OHDSI Home | Forums | Wiki | Github

Mapping accuracy - Consideration of 'Class' field

Hello Everyone,

We are currently working on mapping our source terms to OMOP standard terms. Though we always pick the right values for filters like ‘Domain’ and ‘Vocab’ and ‘Standard’, can you help us understand the importance of ‘Class’ column/field? Is there any guideline that you follow to map items like

for example, what’s the difference between 1 and 2 shown below and how will this impact our final analysis results?

  1. Drug (domain) -->Rxnorm (vocab) -->Ingredient (class)
  2. Drug(domain) --> Rxnorm -->Branded drug box

a) Am I right to understand that we are usually expected to map it to the broader term?

b) Should our mapping be dependent on the institution who carries out this omop project?

I mean will the mapping differ should the enduser be hospital or Pharmaceutical company?

Hospital will be interested to know about the patients whereas the pharamceutical company might want to know about the brands of drugs etc.

c) How accurate should our mapping be? What will be the drawback if we don’t pay attention to ‘Class’ field?

d) Do you have any standard filters that you follow, so that we can guide the end-users on how to do the mapping or it’s like kind of experimentation? we are doing this omop transformation for a hospital

Apologies, if my question is basic


@DTorok - can you please help me with this? Would be very helpful.

• _Problem set_:
(a) In the OHDSI forum post, what kind of institution is the OMOP transformation being done for?
(b) Resume the OHDSI forum post from the point after its final line.
The rows are separate material, unrelated to the OHDSI forum post.

• _Records provided_:
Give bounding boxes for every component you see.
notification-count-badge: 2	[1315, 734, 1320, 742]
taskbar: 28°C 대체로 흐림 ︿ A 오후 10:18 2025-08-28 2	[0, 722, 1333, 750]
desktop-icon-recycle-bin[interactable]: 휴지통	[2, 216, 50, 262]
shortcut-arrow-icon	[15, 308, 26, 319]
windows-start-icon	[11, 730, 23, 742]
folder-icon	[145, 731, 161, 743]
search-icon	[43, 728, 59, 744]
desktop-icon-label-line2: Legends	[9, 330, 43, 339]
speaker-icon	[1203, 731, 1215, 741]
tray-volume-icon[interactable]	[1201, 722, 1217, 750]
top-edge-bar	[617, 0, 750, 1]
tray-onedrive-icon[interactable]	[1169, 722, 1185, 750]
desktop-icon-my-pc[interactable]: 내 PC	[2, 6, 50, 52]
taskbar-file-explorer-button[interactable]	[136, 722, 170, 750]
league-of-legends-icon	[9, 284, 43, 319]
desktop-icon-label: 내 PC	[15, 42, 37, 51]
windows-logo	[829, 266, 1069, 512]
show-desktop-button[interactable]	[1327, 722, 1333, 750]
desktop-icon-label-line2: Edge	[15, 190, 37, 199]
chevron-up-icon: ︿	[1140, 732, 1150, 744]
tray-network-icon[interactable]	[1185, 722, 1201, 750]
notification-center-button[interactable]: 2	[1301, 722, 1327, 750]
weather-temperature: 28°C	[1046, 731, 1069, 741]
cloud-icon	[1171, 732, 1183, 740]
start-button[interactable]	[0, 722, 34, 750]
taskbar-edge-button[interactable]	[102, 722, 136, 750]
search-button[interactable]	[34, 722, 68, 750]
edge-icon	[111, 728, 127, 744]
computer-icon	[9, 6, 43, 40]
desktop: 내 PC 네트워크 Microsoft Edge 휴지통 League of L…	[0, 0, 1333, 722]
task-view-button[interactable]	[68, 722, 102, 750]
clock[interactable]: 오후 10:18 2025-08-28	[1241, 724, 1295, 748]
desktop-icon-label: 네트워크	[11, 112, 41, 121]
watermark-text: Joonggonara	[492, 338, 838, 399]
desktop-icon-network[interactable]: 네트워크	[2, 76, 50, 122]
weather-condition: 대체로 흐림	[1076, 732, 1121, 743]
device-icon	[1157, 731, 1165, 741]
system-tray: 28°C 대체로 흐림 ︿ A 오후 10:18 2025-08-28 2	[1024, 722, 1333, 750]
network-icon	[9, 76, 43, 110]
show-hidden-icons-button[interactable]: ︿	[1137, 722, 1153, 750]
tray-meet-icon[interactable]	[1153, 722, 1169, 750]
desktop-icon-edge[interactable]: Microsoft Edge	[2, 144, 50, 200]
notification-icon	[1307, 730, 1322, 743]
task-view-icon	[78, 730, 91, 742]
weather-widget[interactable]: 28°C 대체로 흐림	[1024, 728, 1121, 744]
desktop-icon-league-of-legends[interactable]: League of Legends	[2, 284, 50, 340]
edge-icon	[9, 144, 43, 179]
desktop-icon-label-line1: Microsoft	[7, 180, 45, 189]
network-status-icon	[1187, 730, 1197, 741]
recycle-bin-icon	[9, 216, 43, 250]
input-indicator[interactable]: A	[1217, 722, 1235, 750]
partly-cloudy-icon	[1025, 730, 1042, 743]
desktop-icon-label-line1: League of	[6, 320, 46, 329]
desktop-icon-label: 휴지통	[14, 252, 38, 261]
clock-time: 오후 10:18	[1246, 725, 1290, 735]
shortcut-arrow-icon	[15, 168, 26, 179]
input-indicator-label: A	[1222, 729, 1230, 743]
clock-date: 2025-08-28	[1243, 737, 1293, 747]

• _Answers per task_:
(a) A hospital.

(b)
#1 is the ingredient of a drug
#2 The class_id = Branded Drug Box comes from the vocabulary_id = RxNorm Extension. The RxNorm Extension vocabulary is non-US drugs. If you have US data, then you most likely will not use class_id = Branded Drug Box.

But, since you are trying to decipher the the different class_ids, I will give another example:

Example: your source data has Rx CUI = 209459 or the following string term:
Acetaminophen 500 MG Oral Tablet [Tylenol]

If you were to map to class_id = ingredient, you only get the ingredient data which is ‘acetaminophen’

When you map it to the the exact string term or the Rx CUI = CONCEPT.concept_code the class_id will = Branded Drug. This mapping will result in the inclusion of all the source attributes of the drug ingredient = acetaminophen, dose = 500, dose unit = mg, form = oral tablet, and brand name = Tylenol

No, stay as true to the source term as possible. The OHDSI provided hierarchies in the CONCEPT_ANCESTOR table will give you all the the related data if you need it. It’s easy to go from a Branded Drug to an ingredient/s because it is a 1:1 or an appropriate 1:M relationship. You can NOT accurately go from an ingredient to any other class_id.

The ETL team does the mapping, the end users query the data. I highly suggest the end users review the tutorials or attend the tutorials @krfeeney suggested here.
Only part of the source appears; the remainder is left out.